-- BEGIN Dataset records --
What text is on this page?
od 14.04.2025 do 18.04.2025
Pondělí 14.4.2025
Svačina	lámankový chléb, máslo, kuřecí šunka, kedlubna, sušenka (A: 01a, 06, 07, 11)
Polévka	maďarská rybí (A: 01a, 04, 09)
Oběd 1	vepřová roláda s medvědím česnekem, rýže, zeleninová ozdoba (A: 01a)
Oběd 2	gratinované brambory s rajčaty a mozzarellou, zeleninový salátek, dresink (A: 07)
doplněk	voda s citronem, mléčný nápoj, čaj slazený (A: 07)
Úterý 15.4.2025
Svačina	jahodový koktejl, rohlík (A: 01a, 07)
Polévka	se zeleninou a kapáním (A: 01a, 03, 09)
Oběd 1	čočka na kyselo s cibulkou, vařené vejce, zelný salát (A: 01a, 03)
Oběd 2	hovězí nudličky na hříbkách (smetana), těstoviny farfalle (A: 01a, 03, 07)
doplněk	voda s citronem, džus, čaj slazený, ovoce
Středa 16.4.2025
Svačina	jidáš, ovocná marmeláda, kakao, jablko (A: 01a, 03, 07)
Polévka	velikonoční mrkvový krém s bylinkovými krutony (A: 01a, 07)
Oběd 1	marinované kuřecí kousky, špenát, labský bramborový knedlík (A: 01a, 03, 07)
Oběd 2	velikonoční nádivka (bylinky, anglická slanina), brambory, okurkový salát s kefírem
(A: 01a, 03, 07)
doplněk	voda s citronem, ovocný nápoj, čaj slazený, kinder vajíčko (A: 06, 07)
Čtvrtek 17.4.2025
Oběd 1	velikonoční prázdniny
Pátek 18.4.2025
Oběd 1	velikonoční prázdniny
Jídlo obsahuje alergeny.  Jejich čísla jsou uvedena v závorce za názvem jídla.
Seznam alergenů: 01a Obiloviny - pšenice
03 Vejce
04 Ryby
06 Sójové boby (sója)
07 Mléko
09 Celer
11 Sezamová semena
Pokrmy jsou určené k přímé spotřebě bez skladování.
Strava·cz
-- END Dataset records --
▸ Given task
Reproduce each entry word for word.

▸ Answer
What text is on this page?
od 14.04.2025 do 18.04.2025
Pondělí 14.4.2025
Svačina	lámankový chléb, máslo, kuřecí šunka, kedlubna, sušenka (A: 01a, 06, 07, 11)
Polévka	maďarská rybí (A: 01a, 04, 09)
Oběd 1	vepřová roláda s medvědím česnekem, rýže, zeleninová ozdoba (A: 01a)
Oběd 2	gratinované brambory s rajčaty a mozzarellou, zeleninový salátek, dresink (A: 07)
doplněk	voda s citronem, mléčný nápoj, čaj slazený (A: 07)
Úterý 15.4.2025
Svačina	jahodový koktejl, rohlík (A: 01a, 07)
Polévka	se zeleninou a kapáním (A: 01a, 03, 09)
Oběd 1	čočka na kyselo s cibulkou, vařené vejce, zelný salát (A: 01a, 03)
Oběd 2	hovězí nudličky na hříbkách (smetana), těstoviny farfalle (A: 01a, 03, 07)
doplněk	voda s citronem, džus, čaj slazený, ovoce
Středa 16.4.2025
Svačina	jidáš, ovocná marmeláda, kakao, jablko (A: 01a, 03, 07)
Polévka	velikonoční mrkvový krém s bylinkovými krutony (A: 01a, 07)
Oběd 1	marinované kuřecí kousky, špenát, labský bramborový knedlík (A: 01a, 03, 07)
Oběd 2	velikonoční nádivka (bylinky, anglická slanina), brambory, okurkový salát s kefírem
(A: 01a, 03, 07)
doplněk	voda s citronem, ovocný nápoj, čaj slazený, kinder vajíčko (A: 06, 07)
Čtvrtek 17.4.2025
Oběd 1	velikonoční prázdniny
Pátek 18.4.2025
Oběd 1	velikonoční prázdniny
Jídlo obsahuje alergeny.  Jejich čísla jsou uvedena v závorce za názvem jídla.
Seznam alergenů: 01a Obiloviny - pšenice
03 Vejce
04 Ryby
06 Sójové boby (sója)
07 Mléko
09 Celer
11 Sezamová semena
Pokrmy jsou určené k přímé spotřebě bez skladování.
Strava·cz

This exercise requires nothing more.